WRITTEN INSTRUCTION:
Set every line down exactly, from the one that has "Parse this chart and return its data as JSON." through the final one, and keep the pictures out.

THE RECORDS:
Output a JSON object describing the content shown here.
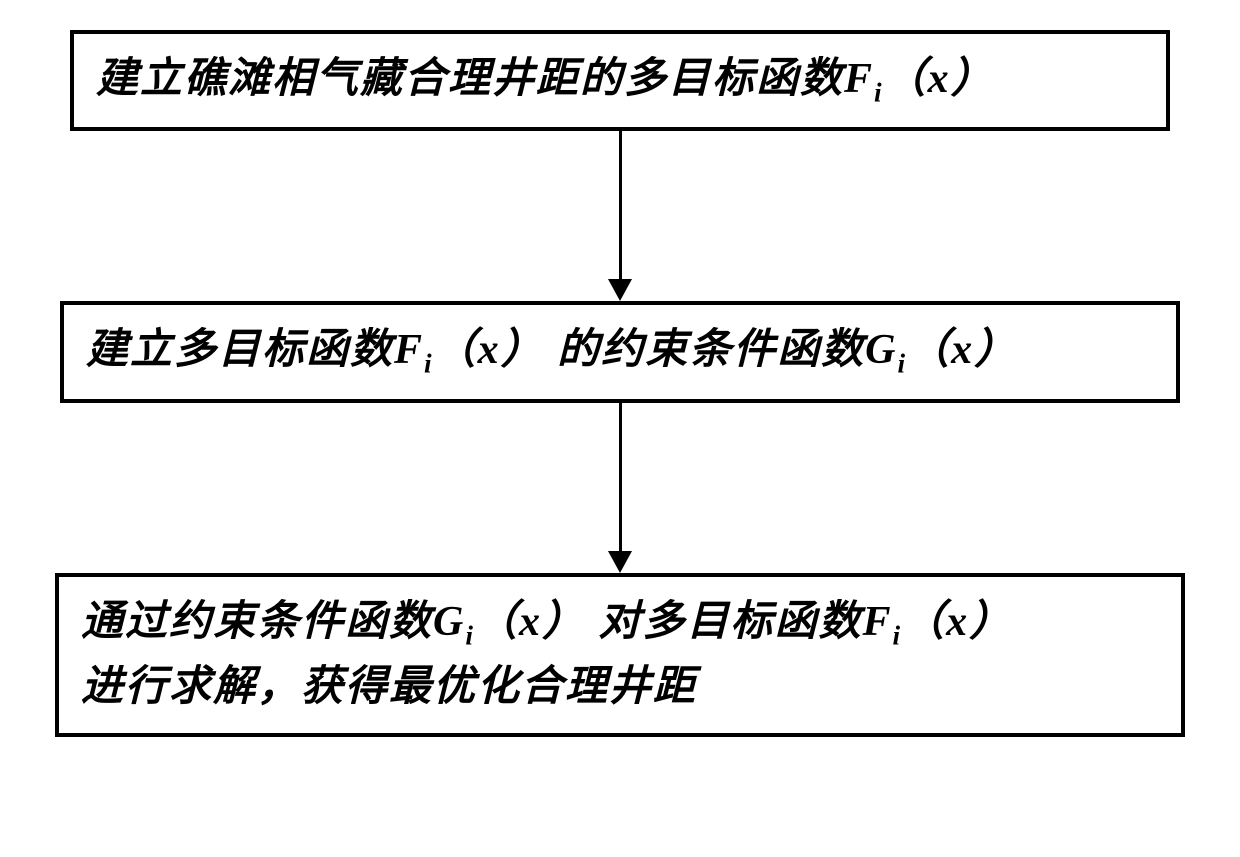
{
  "flowchart": {
    "type": "flowchart",
    "direction": "vertical",
    "box_border_color": "#000000",
    "box_border_width": 4,
    "box_background": "#ffffff",
    "text_color": "#000000",
    "font_size": 42,
    "font_weight": "bold",
    "font_style": "italic",
    "arrow_color": "#000000",
    "arrow_line_width": 3,
    "arrow_head_width": 24,
    "arrow_head_height": 22,
    "arrow_gap_height": 170,
    "steps": [
      {
        "id": "step1",
        "text_prefix": "建立礁滩相气藏合理井距的多目标函数",
        "formula_base": "F",
        "formula_sub": "i",
        "formula_arg": "x",
        "text_suffix": ""
      },
      {
        "id": "step2",
        "text_prefix": "建立多目标函数",
        "formula1_base": "F",
        "formula1_sub": "i",
        "formula1_arg": "x",
        "text_mid": " 的约束条件函数",
        "formula2_base": "G",
        "formula2_sub": "i",
        "formula2_arg": "x",
        "text_suffix": ""
      },
      {
        "id": "step3",
        "line1_prefix": "通过约束条件函数",
        "line1_formula1_base": "G",
        "line1_formula1_sub": "i",
        "line1_formula1_arg": "x",
        "line1_mid": " 对多目标函数",
        "line1_formula2_base": "F",
        "line1_formula2_sub": "i",
        "line1_formula2_arg": "x",
        "line2": "进行求解，获得最优化合理井距"
      }
    ]
  }
}
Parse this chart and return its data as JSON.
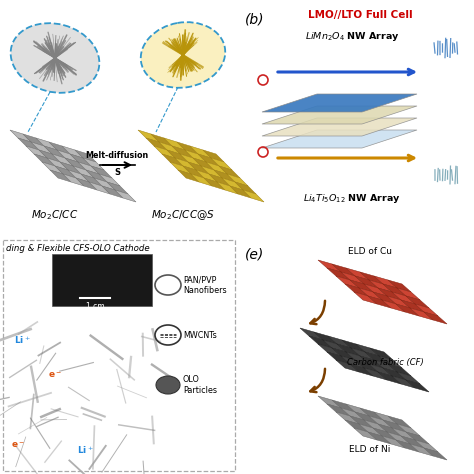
{
  "bg_color": "#ffffff",
  "panel_a_label_left": "$Mo_2C/CC$",
  "panel_a_label_right": "$Mo_2C/CC@S$",
  "panel_a_arrow_label": "Melt-diffusion",
  "panel_a_arrow_sublabel": "S",
  "panel_b_label": "(b)",
  "panel_b_title": "LMO//LTO Full Cell",
  "panel_b_text1": "$LiMn_2O_4$ NW Array",
  "panel_b_text2": "$Li_4Ti_5O_{12}$ NW Array",
  "panel_e_label": "(e)",
  "panel_e_text1": "ELD of Cu",
  "panel_e_text2": "Carbon fabric (CF)",
  "panel_e_text3": "ELD of Ni",
  "panel_d_title": "ding & Flexible CFS-OLO Cathode",
  "panel_d_scale": "1 cm",
  "legend1": "PAN/PVP\nNanofibers",
  "legend2": "MWCNTs",
  "legend3": "OLO\nParticles",
  "gray_fabric_color": "#b8b8b8",
  "gray_fabric_edge": "#707070",
  "gray_fabric_dark": "#909090",
  "yellow_fabric_color": "#d4b830",
  "yellow_fabric_edge": "#a08010",
  "yellow_fabric_dark": "#b09020",
  "red_fabric_color": "#cc4433",
  "red_fabric_edge": "#882211",
  "dark_fabric_color": "#444444",
  "dark_fabric_edge": "#222222",
  "silver_fabric_color": "#999999",
  "silver_fabric_edge": "#666666",
  "blue_layer_color": "#3a7abf",
  "cream_layer_color": "#f0e8c0",
  "light_blue_layer": "#c8dff0"
}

CORRECT ANSWER:
Parse this chart and return its data as JSON.
{
  "bg_color": "#ffffff",
  "panel_a_label_left": "$Mo_2C/CC$",
  "panel_a_label_right": "$Mo_2C/CC@S$",
  "panel_a_arrow_label": "Melt-diffusion",
  "panel_a_arrow_sublabel": "S",
  "panel_b_label": "(b)",
  "panel_b_title": "LMO//LTO Full Cell",
  "panel_b_text1": "$LiMn_2O_4$ NW Array",
  "panel_b_text2": "$Li_4Ti_5O_{12}$ NW Array",
  "panel_e_label": "(e)",
  "panel_e_text1": "ELD of Cu",
  "panel_e_text2": "Carbon fabric (CF)",
  "panel_e_text3": "ELD of Ni",
  "panel_d_title": "ding & Flexible CFS-OLO Cathode",
  "panel_d_scale": "1 cm",
  "legend1": "PAN/PVP\nNanofibers",
  "legend2": "MWCNTs",
  "legend3": "OLO\nParticles",
  "gray_fabric_color": "#b8b8b8",
  "gray_fabric_edge": "#707070",
  "gray_fabric_dark": "#909090",
  "yellow_fabric_color": "#d4b830",
  "yellow_fabric_edge": "#a08010",
  "yellow_fabric_dark": "#b09020",
  "red_fabric_color": "#cc4433",
  "red_fabric_edge": "#882211",
  "dark_fabric_color": "#444444",
  "dark_fabric_edge": "#222222",
  "silver_fabric_color": "#999999",
  "silver_fabric_edge": "#666666",
  "blue_layer_color": "#3a7abf",
  "cream_layer_color": "#f0e8c0",
  "light_blue_layer": "#c8dff0"
}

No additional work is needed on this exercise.